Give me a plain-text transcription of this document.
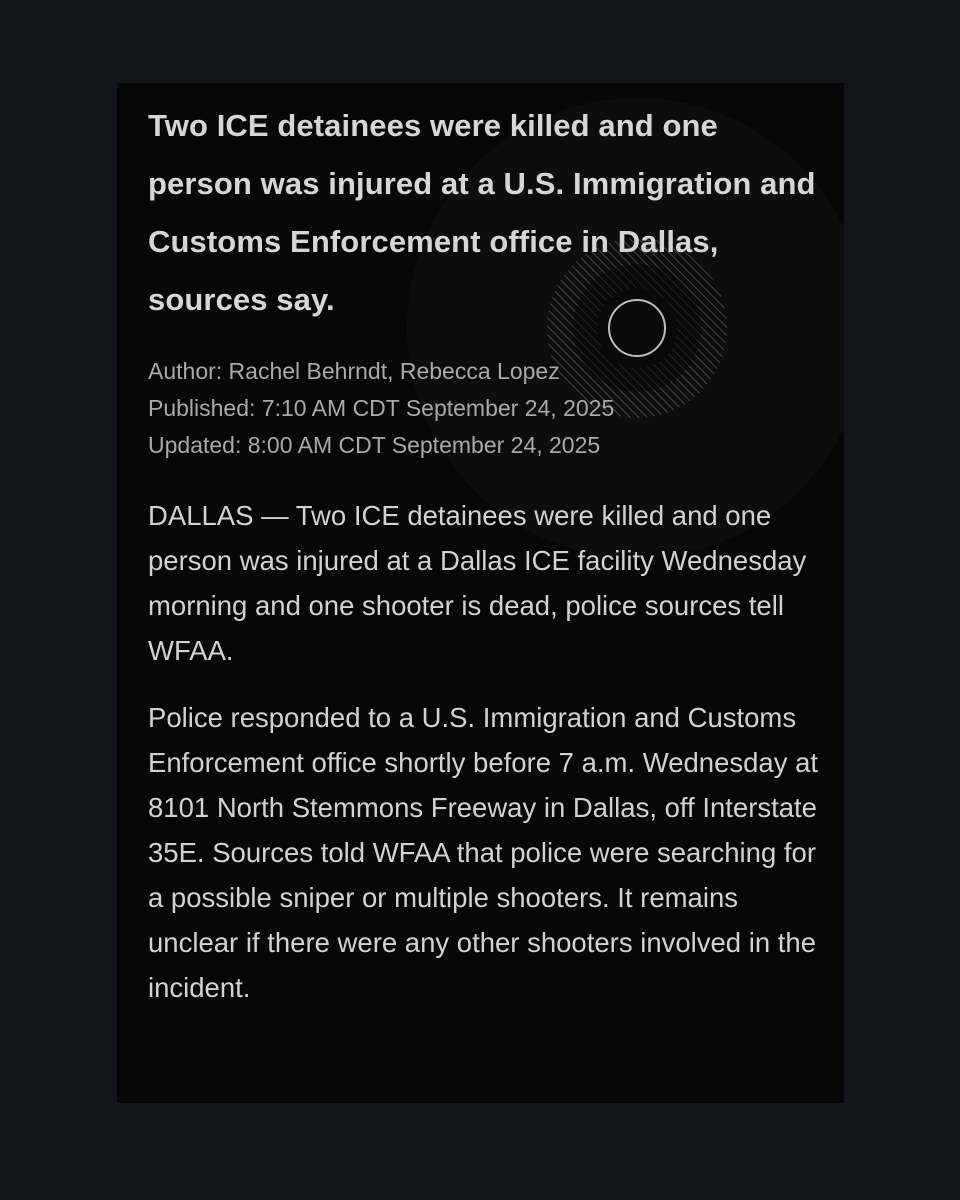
Two ICE detainees were killed and one person was injured at a U.S. Immigration and Customs Enforcement office in Dallas, sources say.
Author: Rachel Behrndt, Rebecca Lopez
Published: 7:10 AM CDT September 24, 2025
Updated: 8:00 AM CDT September 24, 2025

DALLAS — Two ICE detainees were killed and one person was injured at a Dallas ICE facility Wednesday morning and one shooter is dead, police sources tell WFAA.

Police responded to a U.S. Immigration and Customs Enforcement office shortly before 7 a.m. Wednesday at 8101 North Stemmons Freeway in Dallas, off Interstate 35E. Sources told WFAA that police were searching for a possible sniper or multiple shooters. It remains unclear if there were any other shooters involved in the incident.
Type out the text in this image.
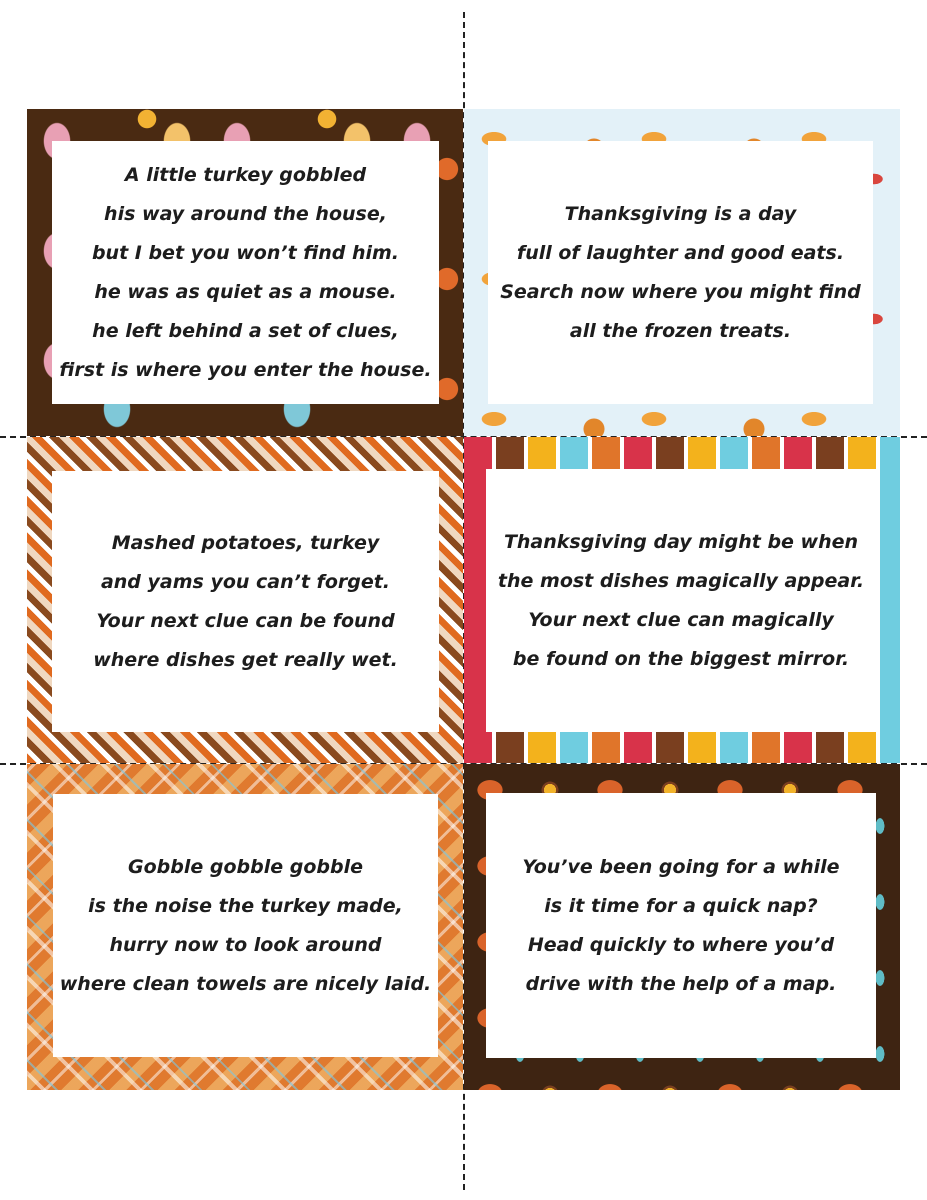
A little turkey gobbled
his way around the house,
but I bet you won’t find him.
he was as quiet as a mouse.
he left behind a set of clues,
first is where you enter the house.
Thanksgiving is a day
full of laughter and good eats.
Search now where you might find
all the frozen treats.
Mashed potatoes, turkey
and yams you can’t forget.
Your next clue can be found
where dishes get really wet.
Thanksgiving day might be when
the most dishes magically appear.
Your next clue can magically
be found on the biggest mirror.
Gobble gobble gobble
is the noise the turkey made,
hurry now to look around
where clean towels are nicely laid.
You’ve been going for a while
is it time for a quick nap?
Head quickly to where you’d
drive with the help of a map.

◆ ◆ ◆ ◆ ◆ ◆ ◆

- [Your task]: Among the lines of the material above, how many include the string "Thanksgiving"? Report only that number.

- [Result]: 2